*DIRECTIVE:* Will you transcribe all the entries word for word, skipping the pictures they hold?

Collected data:
════════════════════

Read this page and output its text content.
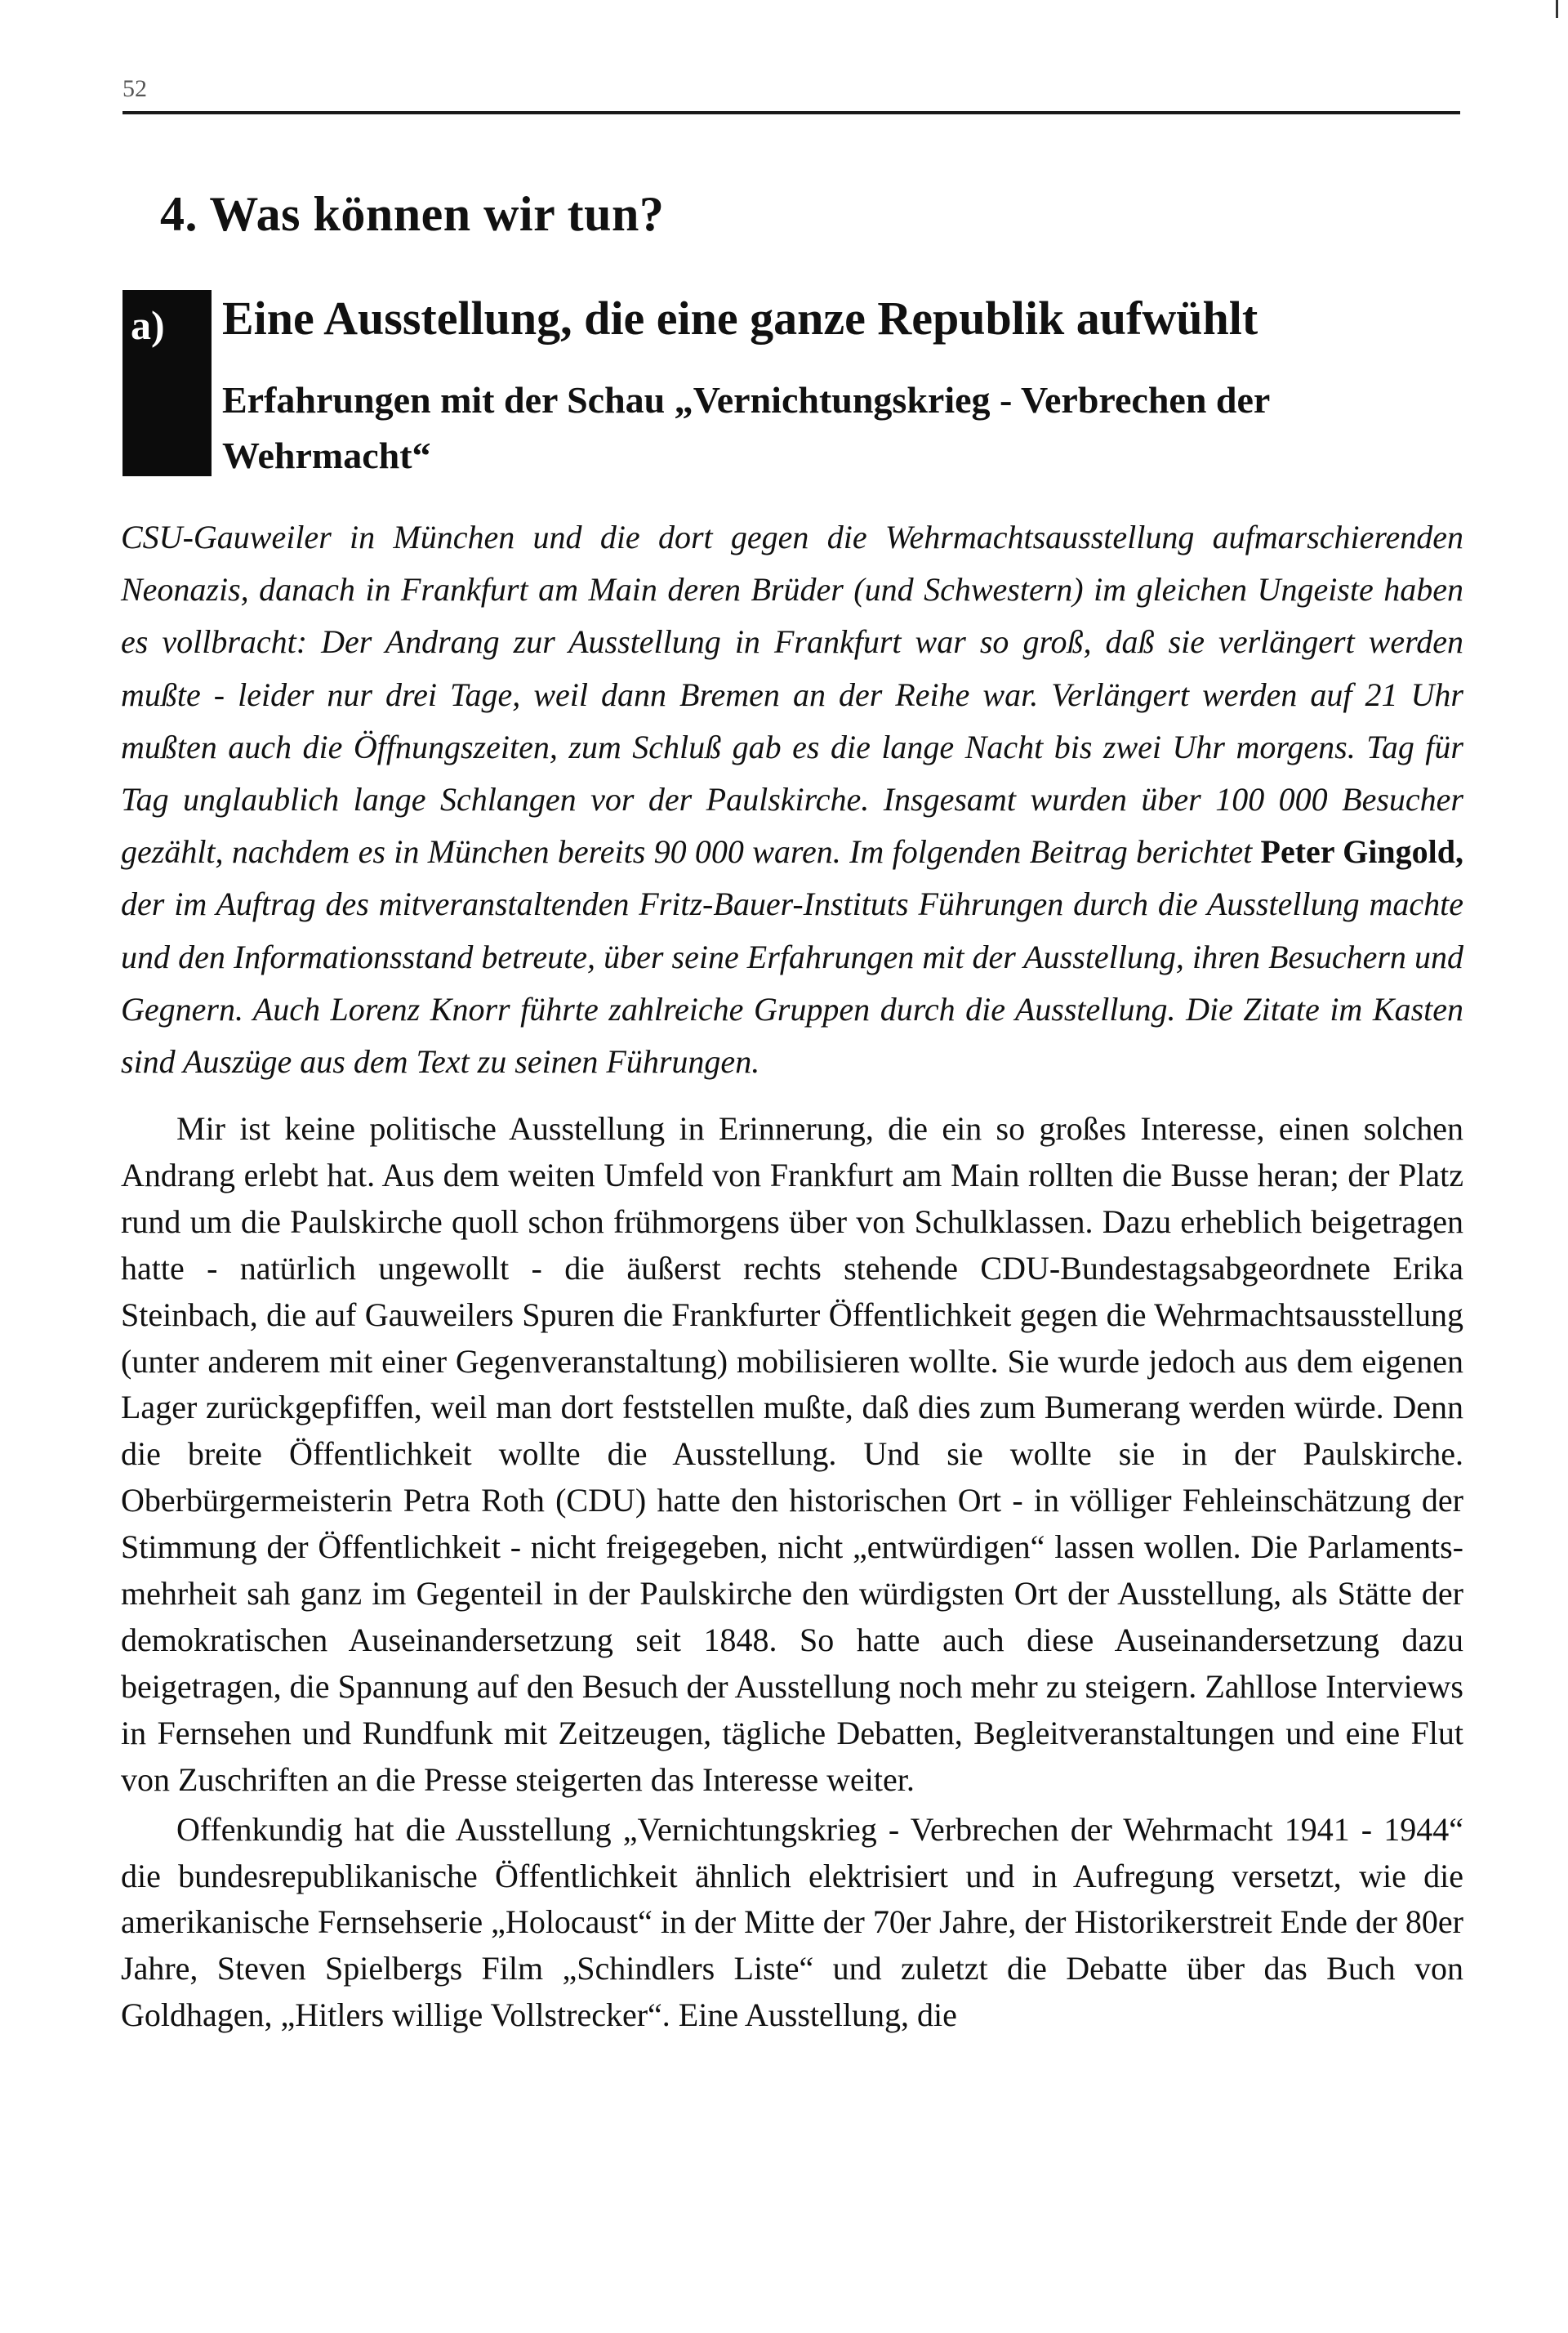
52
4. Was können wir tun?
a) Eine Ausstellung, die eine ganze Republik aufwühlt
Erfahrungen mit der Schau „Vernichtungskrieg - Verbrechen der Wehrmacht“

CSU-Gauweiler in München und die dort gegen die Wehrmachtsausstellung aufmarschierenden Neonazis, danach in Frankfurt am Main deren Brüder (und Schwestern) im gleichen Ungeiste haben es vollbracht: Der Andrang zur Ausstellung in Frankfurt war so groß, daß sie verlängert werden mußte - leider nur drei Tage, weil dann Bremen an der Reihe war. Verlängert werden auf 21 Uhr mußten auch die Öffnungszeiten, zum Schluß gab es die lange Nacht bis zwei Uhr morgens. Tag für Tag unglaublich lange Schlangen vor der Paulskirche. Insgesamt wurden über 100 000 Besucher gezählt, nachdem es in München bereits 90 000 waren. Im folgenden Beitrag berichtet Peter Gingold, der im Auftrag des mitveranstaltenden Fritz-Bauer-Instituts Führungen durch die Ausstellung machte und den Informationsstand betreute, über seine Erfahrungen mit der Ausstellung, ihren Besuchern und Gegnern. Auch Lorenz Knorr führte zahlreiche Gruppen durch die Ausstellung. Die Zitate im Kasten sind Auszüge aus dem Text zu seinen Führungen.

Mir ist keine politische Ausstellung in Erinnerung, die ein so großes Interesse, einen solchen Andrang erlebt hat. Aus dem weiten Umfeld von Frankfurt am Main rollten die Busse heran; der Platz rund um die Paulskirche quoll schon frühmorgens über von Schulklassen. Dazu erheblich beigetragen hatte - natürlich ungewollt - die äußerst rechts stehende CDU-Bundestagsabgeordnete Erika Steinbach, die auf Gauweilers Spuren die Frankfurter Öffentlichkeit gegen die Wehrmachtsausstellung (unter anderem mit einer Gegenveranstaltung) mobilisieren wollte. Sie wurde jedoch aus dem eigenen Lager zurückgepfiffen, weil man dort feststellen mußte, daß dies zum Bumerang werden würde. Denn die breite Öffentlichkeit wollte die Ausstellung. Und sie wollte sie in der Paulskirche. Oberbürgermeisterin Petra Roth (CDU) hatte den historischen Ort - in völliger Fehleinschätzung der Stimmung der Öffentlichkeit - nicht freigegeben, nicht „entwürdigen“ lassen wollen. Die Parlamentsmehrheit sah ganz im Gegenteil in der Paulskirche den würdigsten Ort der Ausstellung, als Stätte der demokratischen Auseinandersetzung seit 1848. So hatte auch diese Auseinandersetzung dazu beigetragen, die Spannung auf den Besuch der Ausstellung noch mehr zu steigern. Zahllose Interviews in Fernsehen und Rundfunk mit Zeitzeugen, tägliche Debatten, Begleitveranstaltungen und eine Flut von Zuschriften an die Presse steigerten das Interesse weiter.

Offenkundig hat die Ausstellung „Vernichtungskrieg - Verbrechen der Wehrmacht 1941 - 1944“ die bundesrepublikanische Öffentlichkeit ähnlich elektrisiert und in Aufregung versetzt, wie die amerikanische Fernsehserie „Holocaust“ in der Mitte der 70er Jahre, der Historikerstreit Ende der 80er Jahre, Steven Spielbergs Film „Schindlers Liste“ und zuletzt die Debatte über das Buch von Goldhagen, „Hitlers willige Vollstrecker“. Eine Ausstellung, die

════════════════════

*RESPONSE TO THIS EXERCISE:*
Read this page and output its text content.
52
4. Was können wir tun?
a) Eine Ausstellung, die eine ganze Republik aufwühlt
Erfahrungen mit der Schau „Vernichtungskrieg - Verbrechen der Wehrmacht“

CSU-Gauweiler in München und die dort gegen die Wehrmachtsausstellung aufmarschierenden Neonazis, danach in Frankfurt am Main deren Brüder (und Schwestern) im gleichen Ungeiste haben es vollbracht: Der Andrang zur Ausstellung in Frankfurt war so groß, daß sie verlängert werden mußte - leider nur drei Tage, weil dann Bremen an der Reihe war. Verlängert werden auf 21 Uhr mußten auch die Öffnungszeiten, zum Schluß gab es die lange Nacht bis zwei Uhr morgens. Tag für Tag unglaublich lange Schlangen vor der Paulskirche. Insgesamt wurden über 100 000 Besucher gezählt, nachdem es in München bereits 90 000 waren. Im folgenden Beitrag berichtet Peter Gingold, der im Auftrag des mitveranstaltenden Fritz-Bauer-Instituts Führungen durch die Ausstellung machte und den Informationsstand betreute, über seine Erfahrungen mit der Ausstellung, ihren Besuchern und Gegnern. Auch Lorenz Knorr führte zahlreiche Gruppen durch die Ausstellung. Die Zitate im Kasten sind Auszüge aus dem Text zu seinen Führungen.

Mir ist keine politische Ausstellung in Erinnerung, die ein so großes Interesse, einen solchen Andrang erlebt hat. Aus dem weiten Umfeld von Frankfurt am Main rollten die Busse heran; der Platz rund um die Paulskirche quoll schon frühmorgens über von Schulklassen. Dazu erheblich beigetragen hatte - natürlich ungewollt - die äußerst rechts stehende CDU-Bundestagsabgeordnete Erika Steinbach, die auf Gauweilers Spuren die Frankfurter Öffentlichkeit gegen die Wehrmachtsausstellung (unter anderem mit einer Gegenveranstaltung) mobilisieren wollte. Sie wurde jedoch aus dem eigenen Lager zurückgepfiffen, weil man dort feststellen mußte, daß dies zum Bumerang werden würde. Denn die breite Öffentlichkeit wollte die Ausstellung. Und sie wollte sie in der Paulskirche. Oberbürgermeisterin Petra Roth (CDU) hatte den historischen Ort - in völliger Fehleinschätzung der Stimmung der Öffentlichkeit - nicht freigegeben, nicht „entwürdigen“ lassen wollen. Die Parlamentsmehrheit sah ganz im Gegenteil in der Paulskirche den würdigsten Ort der Ausstellung, als Stätte der demokratischen Auseinandersetzung seit 1848. So hatte auch diese Auseinandersetzung dazu beigetragen, die Spannung auf den Besuch der Ausstellung noch mehr zu steigern. Zahllose Interviews in Fernsehen und Rundfunk mit Zeitzeugen, tägliche Debatten, Begleitveranstaltungen und eine Flut von Zuschriften an die Presse steigerten das Interesse weiter.

Offenkundig hat die Ausstellung „Vernichtungskrieg - Verbrechen der Wehrmacht 1941 - 1944“ die bundesrepublikanische Öffentlichkeit ähnlich elektrisiert und in Aufregung versetzt, wie die amerikanische Fernsehserie „Holocaust“ in der Mitte der 70er Jahre, der Historikerstreit Ende der 80er Jahre, Steven Spielbergs Film „Schindlers Liste“ und zuletzt die Debatte über das Buch von Goldhagen, „Hitlers willige Vollstrecker“. Eine Ausstellung, die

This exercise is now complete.